• **Annotated element entries**

++++++++++

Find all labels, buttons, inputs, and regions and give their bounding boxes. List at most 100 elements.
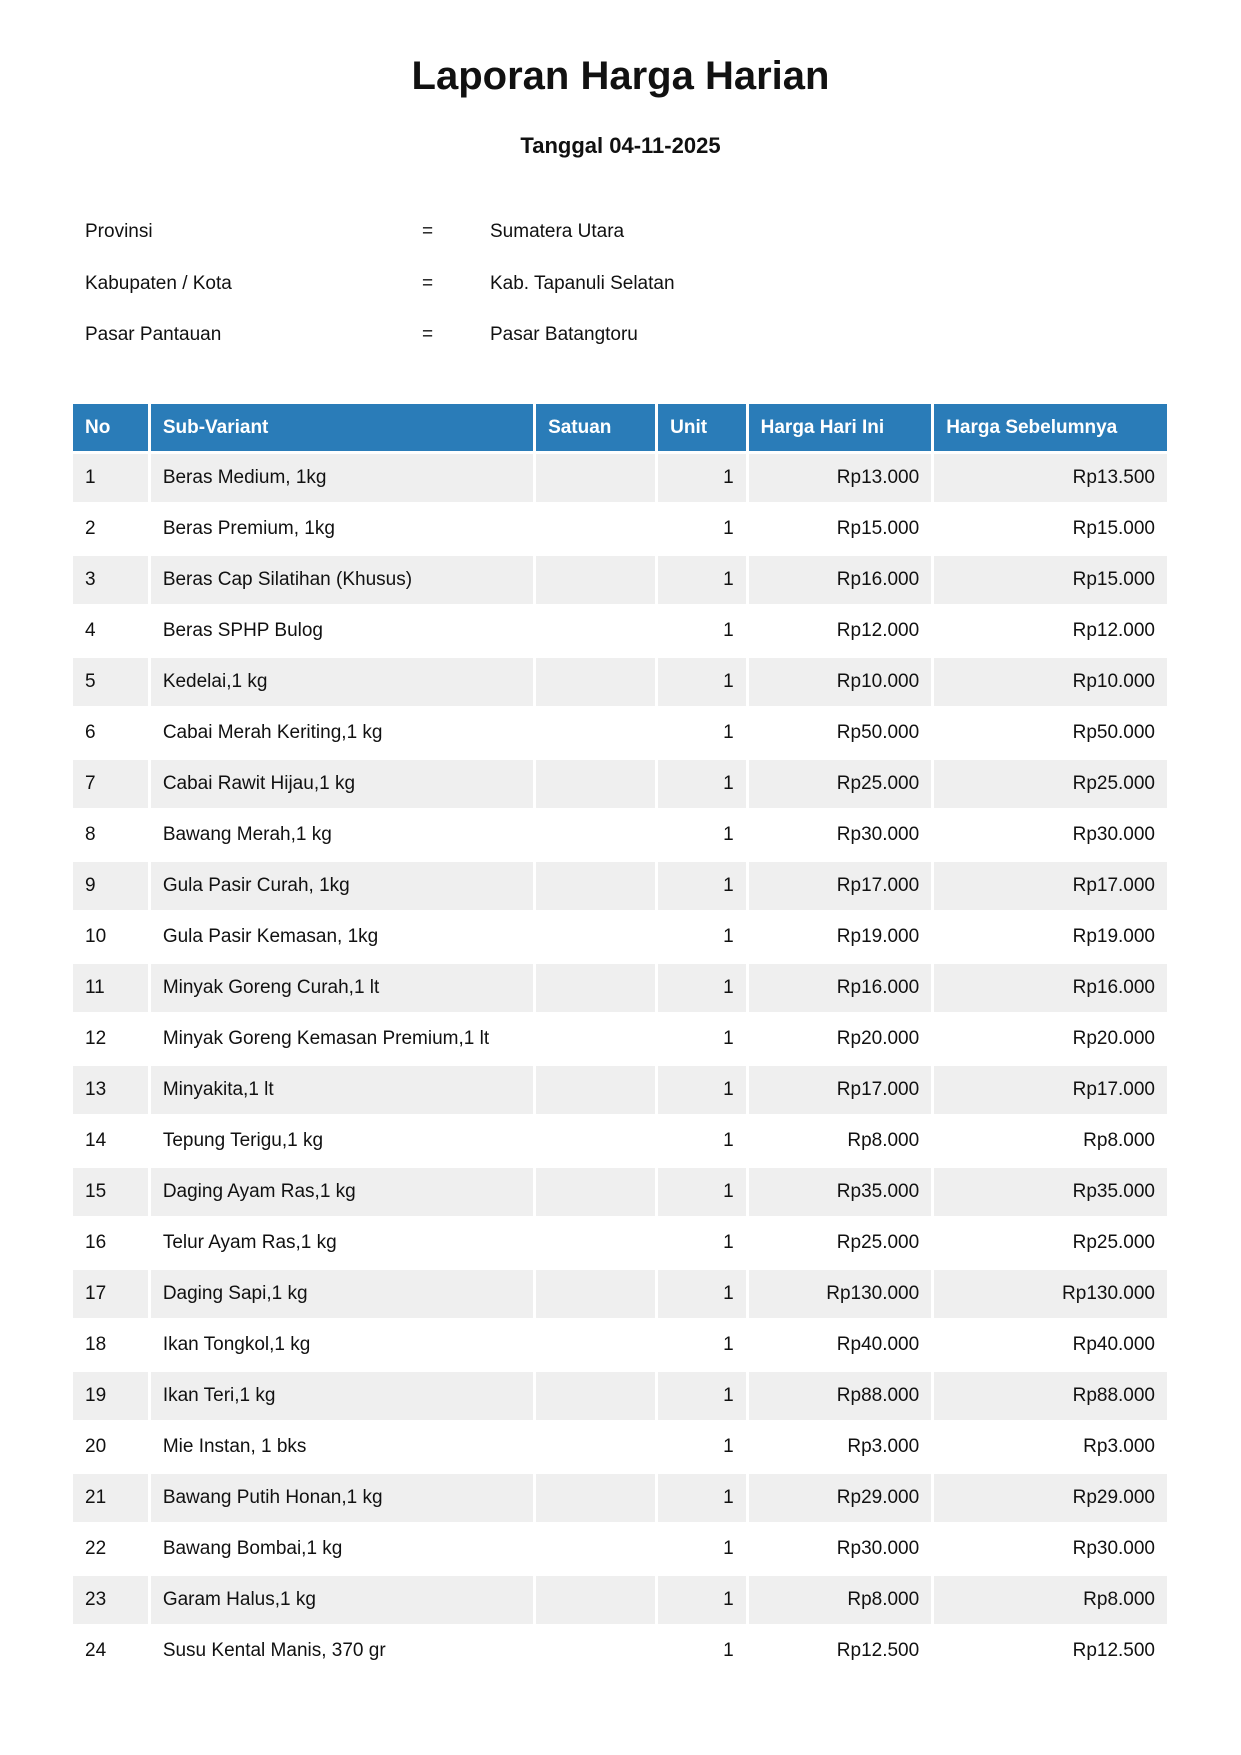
- cell-sub-variant: Susu Kental Manis, 370 gr: [162, 1640, 386, 1661]
- info-label: Pasar Pantauan: [85, 324, 222, 345]
- cell-unit: 1: [723, 1334, 734, 1355]
- cell-harga-hari-ini: Rp35.000: [748, 1168, 932, 1216]
- cell-satuan: [536, 1168, 656, 1216]
- cell-harga-hari-ini: Rp50.000: [836, 722, 920, 743]
- cell-satuan: [536, 505, 655, 553]
- cell-harga-hari-ini: Rp16.000: [748, 556, 932, 604]
- cell-no: 8: [85, 824, 96, 845]
- cell-harga-hari-ini: Rp8.000: [748, 1576, 932, 1624]
- table-row: 8 Bawang Merah,1 kg 1 Rp30.000 Rp30.000: [73, 811, 1167, 859]
- cell-harga-sebelumnya: Rp130.000: [934, 1270, 1167, 1318]
- cell-unit: 1: [658, 1576, 746, 1624]
- cell-harga-hari-ini: Rp25.000: [748, 760, 932, 808]
- cell-sub-variant: Beras Medium, 1kg: [150, 454, 534, 502]
- cell-harga-sebelumnya: Rp19.000: [1072, 926, 1155, 947]
- cell-no: 18: [85, 1334, 107, 1355]
- cell-satuan: [536, 811, 655, 859]
- cell-harga-hari-ini: Rp19.000: [836, 926, 920, 947]
- cell-satuan: [536, 1015, 655, 1063]
- cell-satuan: [536, 1321, 655, 1369]
- cell-no: 5: [73, 658, 148, 706]
- cell-sub-variant: Daging Ayam Ras,1 kg: [150, 1168, 534, 1216]
- table-row: 10 Gula Pasir Kemasan, 1kg 1 Rp19.000 Rp19.0…: [73, 913, 1167, 961]
- cell-unit: 1: [658, 862, 746, 910]
- cell-sub-variant: Ikan Tongkol,1 kg: [162, 1334, 311, 1355]
- cell-unit: 1: [723, 1028, 734, 1049]
- cell-unit: 1: [723, 620, 734, 641]
- cell-satuan: [536, 1270, 656, 1318]
- cell-harga-sebelumnya: Rp30.000: [1072, 1538, 1155, 1559]
- cell-satuan: [536, 760, 656, 808]
- table-row: 12 Minyak Goreng Kemasan Premium,1 lt 1 Rp2…: [73, 1015, 1167, 1063]
- cell-sub-variant: Bawang Putih Honan,1 kg: [150, 1474, 534, 1522]
- cell-harga-sebelumnya: Rp15.000: [1072, 518, 1155, 539]
- column-header: No: [73, 404, 148, 451]
- column-header: Unit: [658, 404, 746, 451]
- price-table: No Sub-Variant Satuan Unit Harga Hari Ini Har…: [70, 401, 1170, 1678]
- cell-sub-variant: Beras Premium, 1kg: [162, 518, 335, 539]
- cell-harga-sebelumnya: Rp8.000: [1083, 1130, 1155, 1151]
- cell-unit: 1: [723, 824, 734, 845]
- cell-harga-sebelumnya: Rp12.500: [1072, 1640, 1155, 1661]
- cell-no: 15: [73, 1168, 148, 1216]
- cell-sub-variant: Minyak Goreng Curah,1 lt: [150, 964, 534, 1012]
- cell-harga-sebelumnya: Rp13.500: [934, 454, 1167, 502]
- cell-unit: 1: [658, 556, 746, 604]
- cell-sub-variant: Gula Pasir Kemasan, 1kg: [162, 926, 379, 947]
- cell-satuan: [536, 1474, 656, 1522]
- cell-unit: 1: [723, 1436, 734, 1457]
- column-header: Harga Hari Ini: [748, 404, 932, 451]
- table-row: 24 Susu Kental Manis, 370 gr 1 Rp12.500 Rp12…: [73, 1627, 1167, 1675]
- table-row: 19 Ikan Teri,1 kg 1 Rp88.000 Rp88.000: [73, 1372, 1167, 1420]
- cell-sub-variant: Beras SPHP Bulog: [162, 620, 323, 641]
- cell-unit: 1: [723, 926, 734, 947]
- cell-harga-sebelumnya: Rp25.000: [934, 760, 1167, 808]
- cell-satuan: [536, 454, 656, 502]
- info-value: Sumatera Utara: [490, 221, 625, 242]
- cell-harga-hari-ini: Rp3.000: [847, 1436, 920, 1457]
- cell-sub-variant: Telur Ayam Ras,1 kg: [162, 1232, 337, 1253]
- cell-unit: 1: [658, 1372, 746, 1420]
- cell-sub-variant: Gula Pasir Curah, 1kg: [150, 862, 534, 910]
- cell-harga-hari-ini: Rp17.000: [748, 1066, 932, 1114]
- cell-unit: 1: [658, 760, 746, 808]
- cell-no: 24: [85, 1640, 107, 1661]
- cell-no: 19: [73, 1372, 148, 1420]
- cell-harga-hari-ini: Rp8.000: [847, 1130, 920, 1151]
- cell-harga-hari-ini: Rp12.000: [836, 620, 920, 641]
- table-row: 13 Minyakita,1 lt 1 Rp17.000 Rp17.000: [73, 1066, 1167, 1114]
- cell-satuan: [536, 1525, 655, 1573]
- table-row: 18 Ikan Tongkol,1 kg 1 Rp40.000 Rp40.000: [73, 1321, 1167, 1369]
- cell-satuan: [536, 709, 655, 757]
- info-value: Pasar Batangtoru: [490, 324, 638, 345]
- table-row: 16 Telur Ayam Ras,1 kg 1 Rp25.000 Rp25.000: [73, 1219, 1167, 1267]
- cell-harga-sebelumnya: Rp30.000: [1072, 824, 1155, 845]
- cell-sub-variant: Kedelai,1 kg: [150, 658, 534, 706]
- cell-no: 1: [73, 454, 148, 502]
- cell-no: 4: [85, 620, 96, 641]
- table-row: 15 Daging Ayam Ras,1 kg 1 Rp35.000 Rp35.000: [73, 1168, 1167, 1216]
- cell-harga-hari-ini: Rp15.000: [836, 518, 920, 539]
- cell-unit: 1: [658, 1270, 746, 1318]
- cell-no: 22: [85, 1538, 107, 1559]
- cell-sub-variant: Bawang Merah,1 kg: [162, 824, 332, 845]
- cell-no: 23: [73, 1576, 148, 1624]
- cell-sub-variant: Ikan Teri,1 kg: [150, 1372, 534, 1420]
- cell-harga-hari-ini: Rp88.000: [748, 1372, 932, 1420]
- cell-no: 17: [73, 1270, 148, 1318]
- cell-unit: 1: [723, 1130, 734, 1151]
- cell-harga-hari-ini: Rp13.000: [748, 454, 932, 502]
- cell-harga-hari-ini: Rp10.000: [748, 658, 932, 706]
- info-value: Kab. Tapanuli Selatan: [490, 273, 675, 294]
- cell-sub-variant: Tepung Terigu,1 kg: [162, 1130, 324, 1151]
- cell-harga-sebelumnya: Rp16.000: [934, 964, 1167, 1012]
- table-row: 4 Beras SPHP Bulog 1 Rp12.000 Rp12.000: [73, 607, 1167, 655]
- cell-harga-sebelumnya: Rp3.000: [1083, 1436, 1155, 1457]
- cell-harga-hari-ini: Rp25.000: [836, 1232, 920, 1253]
- table-row: 6 Cabai Merah Keriting,1 kg 1 Rp50.000 Rp50.…: [73, 709, 1167, 757]
- table-row: 7 Cabai Rawit Hijau,1 kg 1 Rp25.000 Rp25.000: [73, 760, 1167, 808]
- cell-satuan: [536, 556, 656, 604]
- cell-harga-hari-ini: Rp20.000: [836, 1028, 920, 1049]
- cell-no: 14: [85, 1130, 107, 1151]
- report-date: Tanggal 04-11-2025: [520, 133, 721, 158]
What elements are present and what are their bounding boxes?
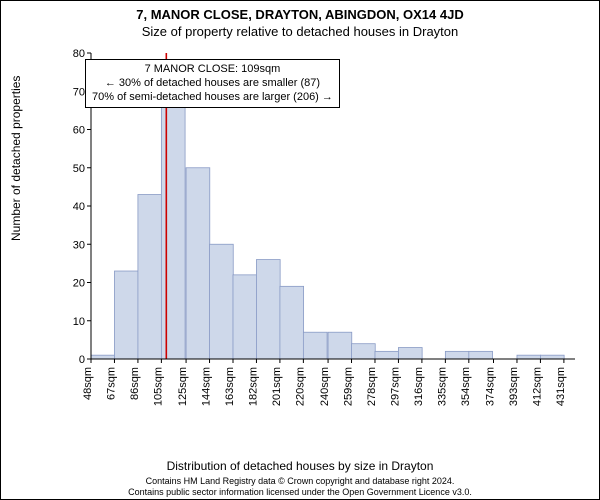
- footer: Contains HM Land Registry data © Crown c…: [1, 476, 599, 497]
- chart-container: 7, MANOR CLOSE, DRAYTON, ABINGDON, OX14 …: [0, 0, 600, 500]
- x-tick-label: 316sqm: [413, 367, 425, 406]
- title-main: 7, MANOR CLOSE, DRAYTON, ABINGDON, OX14 …: [1, 1, 599, 22]
- annotation-box: 7 MANOR CLOSE: 109sqm ← 30% of detached …: [85, 59, 340, 108]
- histogram-bar: [114, 271, 138, 359]
- x-tick-label: 220sqm: [294, 367, 306, 406]
- x-tick-label: 144sqm: [201, 367, 213, 406]
- title-sub: Size of property relative to detached ho…: [1, 22, 599, 39]
- x-tick-label: 431sqm: [555, 367, 567, 406]
- y-tick-label: 30: [73, 239, 85, 251]
- histogram-bar: [398, 348, 422, 359]
- histogram-bar: [328, 332, 352, 359]
- annotation-line2: ← 30% of detached houses are smaller (87…: [92, 77, 333, 91]
- x-tick-label: 125sqm: [177, 367, 189, 406]
- x-tick-label: 48sqm: [82, 367, 94, 400]
- x-tick-label: 240sqm: [319, 367, 331, 406]
- x-tick-label: 259sqm: [343, 367, 355, 406]
- annotation-line3: 70% of semi-detached houses are larger (…: [92, 91, 333, 105]
- histogram-bar: [469, 351, 493, 359]
- y-tick-label: 80: [73, 49, 85, 60]
- x-tick-label: 201sqm: [271, 367, 283, 406]
- histogram-bar: [517, 355, 541, 359]
- y-tick-label: 40: [73, 201, 85, 213]
- x-tick-label: 278sqm: [366, 367, 378, 406]
- histogram-bar: [540, 355, 564, 359]
- x-tick-label: 86sqm: [129, 367, 141, 400]
- x-tick-label: 67sqm: [105, 367, 117, 400]
- histogram-bar: [161, 103, 185, 359]
- x-tick-label: 412sqm: [531, 367, 543, 406]
- y-axis-label: Number of detached properties: [9, 76, 23, 241]
- histogram-bar: [303, 332, 327, 359]
- footer-line1: Contains HM Land Registry data © Crown c…: [1, 476, 599, 486]
- x-tick-label: 163sqm: [224, 367, 236, 406]
- y-tick-label: 50: [73, 163, 85, 175]
- x-tick-label: 354sqm: [460, 367, 472, 406]
- y-tick-label: 10: [73, 316, 85, 328]
- x-tick-label: 105sqm: [152, 367, 164, 406]
- histogram-bar: [138, 195, 162, 359]
- histogram-bar: [280, 286, 304, 359]
- footer-line2: Contains public sector information licen…: [1, 487, 599, 497]
- x-tick-label: 297sqm: [389, 367, 401, 406]
- x-tick-label: 335sqm: [436, 367, 448, 406]
- histogram-bar: [256, 260, 280, 359]
- histogram-bar: [352, 344, 376, 359]
- histogram-bar: [91, 355, 115, 359]
- y-tick-label: 20: [73, 278, 85, 290]
- histogram-bar: [375, 351, 399, 359]
- histogram-bar: [186, 168, 210, 359]
- histogram-bar: [233, 275, 257, 359]
- y-tick-label: 70: [73, 86, 85, 98]
- x-tick-label: 374sqm: [485, 367, 497, 406]
- histogram-bar: [445, 351, 469, 359]
- y-tick-label: 0: [79, 354, 85, 366]
- y-tick-label: 60: [73, 125, 85, 137]
- histogram-bar: [210, 244, 234, 359]
- annotation-line1: 7 MANOR CLOSE: 109sqm: [92, 63, 333, 77]
- x-tick-label: 393sqm: [508, 367, 520, 406]
- x-tick-label: 182sqm: [247, 367, 259, 406]
- x-axis-label: Distribution of detached houses by size …: [1, 459, 599, 473]
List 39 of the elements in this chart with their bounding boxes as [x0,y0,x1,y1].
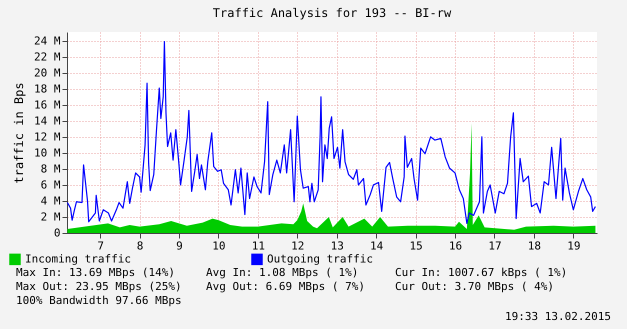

++++++++++

• **WHAT YOU NEED TO DO**
Print the lines from the one containing "- cell-sub-variant: Susu" through the one containing "- cell-unit: 1: [658, 1576, 746, 1624]", both included, exactly as they appear.

• **FULL OUTPUT**
- cell-sub-variant: Susu Kental Manis, 370 gr: [162, 1640, 386, 1661]
- info-label: Pasar Pantauan: [85, 324, 222, 345]
- cell-unit: 1: [723, 1334, 734, 1355]
- cell-harga-hari-ini: Rp35.000: [748, 1168, 932, 1216]
- cell-satuan: [536, 1168, 656, 1216]
- cell-harga-hari-ini: Rp50.000: [836, 722, 920, 743]
- cell-satuan: [536, 505, 655, 553]
- cell-harga-hari-ini: Rp16.000: [748, 556, 932, 604]
- cell-no: 8: [85, 824, 96, 845]
- cell-harga-hari-ini: Rp8.000: [748, 1576, 932, 1624]
- table-row: 8 Bawang Merah,1 kg 1 Rp30.000 Rp30.000: [73, 811, 1167, 859]
- cell-harga-sebelumnya: Rp130.000: [934, 1270, 1167, 1318]
- cell-unit: 1: [658, 1576, 746, 1624]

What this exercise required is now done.